◆ TO BE DONE
Output all of the records exactly as written.

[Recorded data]
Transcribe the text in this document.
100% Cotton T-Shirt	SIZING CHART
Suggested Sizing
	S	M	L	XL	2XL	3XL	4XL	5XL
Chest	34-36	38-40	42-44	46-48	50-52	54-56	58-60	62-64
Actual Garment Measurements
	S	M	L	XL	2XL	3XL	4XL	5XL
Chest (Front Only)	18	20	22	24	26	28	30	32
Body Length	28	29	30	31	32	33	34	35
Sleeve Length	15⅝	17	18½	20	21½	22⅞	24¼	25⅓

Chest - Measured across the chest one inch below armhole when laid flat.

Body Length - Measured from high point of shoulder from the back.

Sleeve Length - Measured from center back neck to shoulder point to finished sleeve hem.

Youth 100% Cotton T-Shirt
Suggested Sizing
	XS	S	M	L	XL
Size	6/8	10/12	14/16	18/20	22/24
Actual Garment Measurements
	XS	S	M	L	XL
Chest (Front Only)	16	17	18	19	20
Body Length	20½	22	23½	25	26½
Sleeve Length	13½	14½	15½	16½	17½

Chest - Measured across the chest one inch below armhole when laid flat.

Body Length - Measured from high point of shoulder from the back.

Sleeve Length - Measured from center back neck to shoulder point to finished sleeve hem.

◆ IN RESPONSE
Transcribe the text in this document.
100% Cotton T-Shirt	SIZING CHART
Suggested Sizing
	S	M	L	XL	2XL	3XL	4XL	5XL
Chest	34-36	38-40	42-44	46-48	50-52	54-56	58-60	62-64
Actual Garment Measurements
	S	M	L	XL	2XL	3XL	4XL	5XL
Chest (Front Only)	18	20	22	24	26	28	30	32
Body Length	28	29	30	31	32	33	34	35
Sleeve Length	15⅝	17	18½	20	21½	22⅞	24¼	25⅓

Chest - Measured across the chest one inch below armhole when laid flat.

Body Length - Measured from high point of shoulder from the back.

Sleeve Length - Measured from center back neck to shoulder point to finished sleeve hem.

Youth 100% Cotton T-Shirt
Suggested Sizing
	XS	S	M	L	XL
Size	6/8	10/12	14/16	18/20	22/24
Actual Garment Measurements
	XS	S	M	L	XL
Chest (Front Only)	16	17	18	19	20
Body Length	20½	22	23½	25	26½
Sleeve Length	13½	14½	15½	16½	17½

Chest - Measured across the chest one inch below armhole when laid flat.

Body Length - Measured from high point of shoulder from the back.

Sleeve Length - Measured from center back neck to shoulder point to finished sleeve hem.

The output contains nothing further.